Task instructions: Scan the material for the word "化绝为旺自旺向", and copy each line where it shows up.

Data in this exercise:
— START —

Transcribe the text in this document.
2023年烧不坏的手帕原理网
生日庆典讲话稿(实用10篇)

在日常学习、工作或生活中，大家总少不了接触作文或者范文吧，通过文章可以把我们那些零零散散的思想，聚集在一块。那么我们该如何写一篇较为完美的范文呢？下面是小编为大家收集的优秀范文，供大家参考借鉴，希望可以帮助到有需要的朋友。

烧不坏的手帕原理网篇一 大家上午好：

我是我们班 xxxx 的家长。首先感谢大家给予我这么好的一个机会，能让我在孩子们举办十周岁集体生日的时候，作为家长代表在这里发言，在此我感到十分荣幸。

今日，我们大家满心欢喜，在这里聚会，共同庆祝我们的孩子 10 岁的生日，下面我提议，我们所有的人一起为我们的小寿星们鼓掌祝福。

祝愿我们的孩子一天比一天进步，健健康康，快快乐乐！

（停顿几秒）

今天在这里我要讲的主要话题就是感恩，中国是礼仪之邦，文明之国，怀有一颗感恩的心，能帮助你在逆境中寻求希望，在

— END —
— START —

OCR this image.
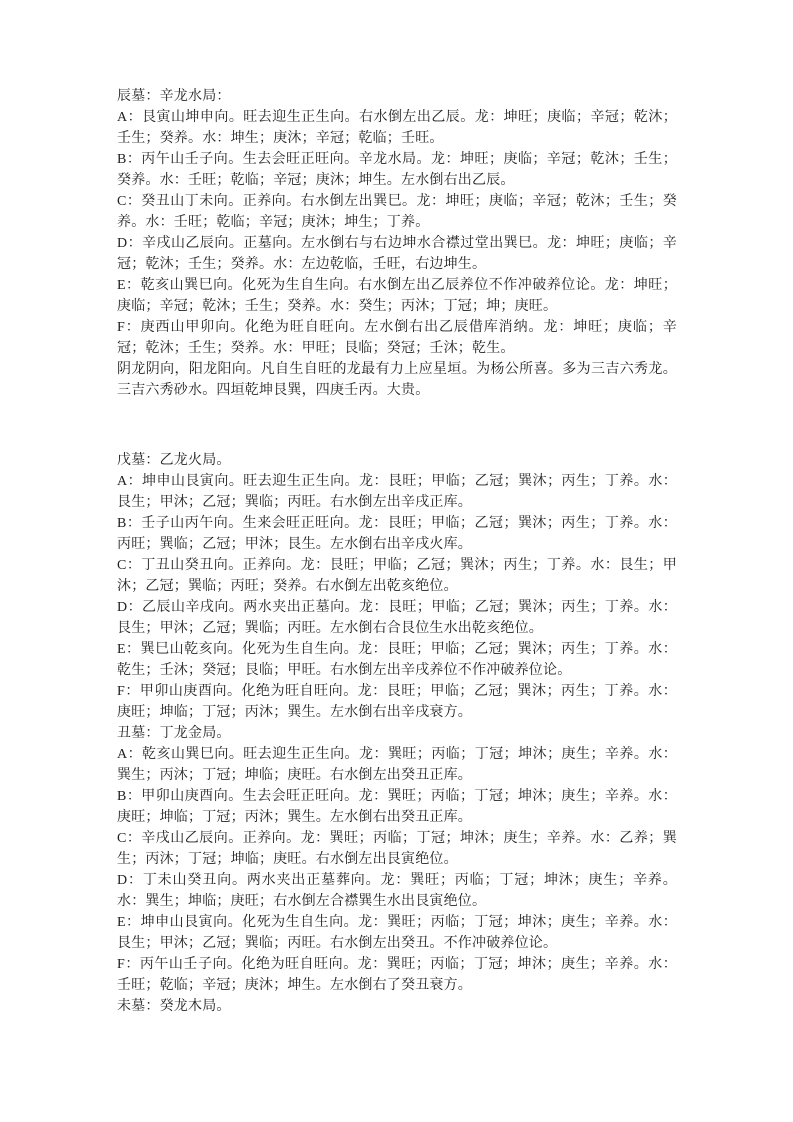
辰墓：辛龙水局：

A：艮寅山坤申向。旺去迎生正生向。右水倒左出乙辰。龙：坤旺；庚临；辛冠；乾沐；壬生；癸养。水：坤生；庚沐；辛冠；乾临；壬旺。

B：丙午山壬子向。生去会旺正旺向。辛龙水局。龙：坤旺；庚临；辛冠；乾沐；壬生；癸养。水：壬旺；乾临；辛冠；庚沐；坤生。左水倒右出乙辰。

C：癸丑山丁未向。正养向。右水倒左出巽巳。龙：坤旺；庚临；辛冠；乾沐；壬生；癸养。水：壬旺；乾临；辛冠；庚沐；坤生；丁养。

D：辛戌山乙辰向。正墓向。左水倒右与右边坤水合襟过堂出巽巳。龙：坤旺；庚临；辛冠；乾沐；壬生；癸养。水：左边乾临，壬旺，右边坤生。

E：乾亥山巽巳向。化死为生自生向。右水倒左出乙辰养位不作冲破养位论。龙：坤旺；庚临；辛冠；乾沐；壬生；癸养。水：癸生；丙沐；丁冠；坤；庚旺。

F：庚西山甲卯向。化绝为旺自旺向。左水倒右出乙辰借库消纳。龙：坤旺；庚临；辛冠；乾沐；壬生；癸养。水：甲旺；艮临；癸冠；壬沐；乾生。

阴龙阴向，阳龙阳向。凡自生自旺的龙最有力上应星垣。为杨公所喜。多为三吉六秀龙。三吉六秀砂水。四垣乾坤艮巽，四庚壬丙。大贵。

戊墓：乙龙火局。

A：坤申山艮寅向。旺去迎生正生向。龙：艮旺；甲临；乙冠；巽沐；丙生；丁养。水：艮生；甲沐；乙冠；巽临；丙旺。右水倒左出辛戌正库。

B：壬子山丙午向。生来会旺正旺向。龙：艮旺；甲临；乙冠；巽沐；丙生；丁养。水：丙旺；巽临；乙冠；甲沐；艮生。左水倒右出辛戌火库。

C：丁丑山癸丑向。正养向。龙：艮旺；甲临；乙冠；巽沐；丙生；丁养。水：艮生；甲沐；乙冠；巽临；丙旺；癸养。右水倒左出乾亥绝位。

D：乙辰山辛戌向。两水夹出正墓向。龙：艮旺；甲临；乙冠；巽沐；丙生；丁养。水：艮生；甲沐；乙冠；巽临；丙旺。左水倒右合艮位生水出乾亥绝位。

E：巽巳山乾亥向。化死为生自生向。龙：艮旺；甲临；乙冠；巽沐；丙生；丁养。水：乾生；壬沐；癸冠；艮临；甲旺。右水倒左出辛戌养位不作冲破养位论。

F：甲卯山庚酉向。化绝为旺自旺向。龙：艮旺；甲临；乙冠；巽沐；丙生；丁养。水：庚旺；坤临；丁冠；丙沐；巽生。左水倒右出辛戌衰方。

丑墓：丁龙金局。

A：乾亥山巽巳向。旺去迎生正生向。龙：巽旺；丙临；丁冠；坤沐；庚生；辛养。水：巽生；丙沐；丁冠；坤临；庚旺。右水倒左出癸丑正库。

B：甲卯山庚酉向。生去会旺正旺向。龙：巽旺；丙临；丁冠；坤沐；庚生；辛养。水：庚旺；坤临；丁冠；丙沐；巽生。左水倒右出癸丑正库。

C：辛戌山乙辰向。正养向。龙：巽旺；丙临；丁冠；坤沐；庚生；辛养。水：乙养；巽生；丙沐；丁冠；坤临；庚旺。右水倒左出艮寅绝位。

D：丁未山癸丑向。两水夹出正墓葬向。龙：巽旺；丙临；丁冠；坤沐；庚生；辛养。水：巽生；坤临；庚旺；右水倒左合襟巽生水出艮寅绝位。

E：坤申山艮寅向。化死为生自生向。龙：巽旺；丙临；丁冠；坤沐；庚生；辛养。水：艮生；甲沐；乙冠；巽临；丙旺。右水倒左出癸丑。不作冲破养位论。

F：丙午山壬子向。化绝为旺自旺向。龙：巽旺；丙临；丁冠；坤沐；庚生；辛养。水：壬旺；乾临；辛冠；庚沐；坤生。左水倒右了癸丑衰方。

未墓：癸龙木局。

— END —
— START —

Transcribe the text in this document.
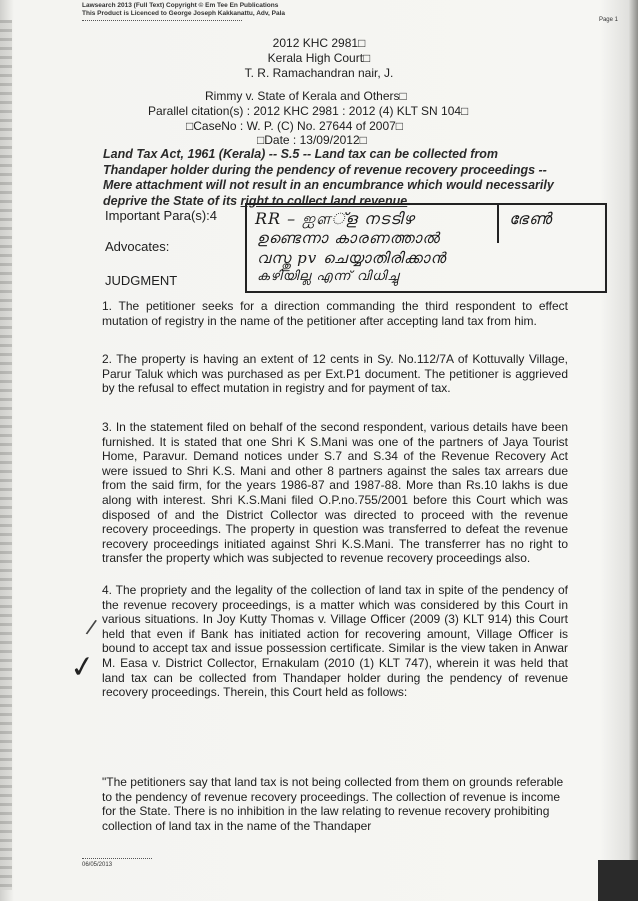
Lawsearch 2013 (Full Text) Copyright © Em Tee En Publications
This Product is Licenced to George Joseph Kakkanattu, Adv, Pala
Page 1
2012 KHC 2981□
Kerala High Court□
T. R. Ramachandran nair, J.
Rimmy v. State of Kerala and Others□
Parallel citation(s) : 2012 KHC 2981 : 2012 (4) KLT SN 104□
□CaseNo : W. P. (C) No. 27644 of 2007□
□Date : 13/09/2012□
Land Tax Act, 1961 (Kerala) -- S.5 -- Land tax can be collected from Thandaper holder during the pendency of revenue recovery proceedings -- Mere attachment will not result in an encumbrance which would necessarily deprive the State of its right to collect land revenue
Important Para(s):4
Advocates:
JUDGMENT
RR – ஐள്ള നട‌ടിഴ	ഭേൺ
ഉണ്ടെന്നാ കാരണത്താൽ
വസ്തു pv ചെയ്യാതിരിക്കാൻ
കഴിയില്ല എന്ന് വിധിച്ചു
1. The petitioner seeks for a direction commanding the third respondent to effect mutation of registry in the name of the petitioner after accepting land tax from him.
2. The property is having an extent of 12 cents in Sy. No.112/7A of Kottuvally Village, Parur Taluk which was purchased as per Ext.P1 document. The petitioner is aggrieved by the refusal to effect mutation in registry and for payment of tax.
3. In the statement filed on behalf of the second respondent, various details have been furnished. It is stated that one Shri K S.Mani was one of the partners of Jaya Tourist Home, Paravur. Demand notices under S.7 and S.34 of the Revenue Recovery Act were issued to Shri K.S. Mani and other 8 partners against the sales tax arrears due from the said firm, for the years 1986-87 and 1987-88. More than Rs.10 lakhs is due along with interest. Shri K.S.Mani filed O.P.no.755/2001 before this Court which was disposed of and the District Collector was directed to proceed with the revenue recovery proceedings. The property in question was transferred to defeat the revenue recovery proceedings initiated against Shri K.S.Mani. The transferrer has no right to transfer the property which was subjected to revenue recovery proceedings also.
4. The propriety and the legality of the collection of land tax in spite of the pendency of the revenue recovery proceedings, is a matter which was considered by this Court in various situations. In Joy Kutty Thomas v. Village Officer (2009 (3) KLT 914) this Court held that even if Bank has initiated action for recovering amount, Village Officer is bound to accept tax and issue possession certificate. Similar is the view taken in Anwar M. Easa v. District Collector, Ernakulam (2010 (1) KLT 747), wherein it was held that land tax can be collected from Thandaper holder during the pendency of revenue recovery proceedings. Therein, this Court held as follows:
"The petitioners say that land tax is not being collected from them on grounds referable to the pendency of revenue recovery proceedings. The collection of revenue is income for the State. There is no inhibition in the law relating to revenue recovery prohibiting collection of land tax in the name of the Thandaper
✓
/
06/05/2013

— END —

Output for this exercise:
F：庚西山甲卯向。化绝为旺自旺向。左水倒右出乙辰借库消纳。龙：坤旺；庚临；辛冠；乾沐；壬生；癸养。水：甲旺；艮临；癸冠；壬沐；乾生。
F：甲卯山庚酉向。化绝为旺自旺向。龙：艮旺；甲临；乙冠；巽沐；丙生；丁养。水：庚旺；坤临；丁冠；丙沐；巽生。左水倒右出辛戌衰方。
F：丙午山壬子向。化绝为旺自旺向。龙：巽旺；丙临；丁冠；坤沐；庚生；辛养。水：壬旺；乾临；辛冠；庚沐；坤生。左水倒右了癸丑衰方。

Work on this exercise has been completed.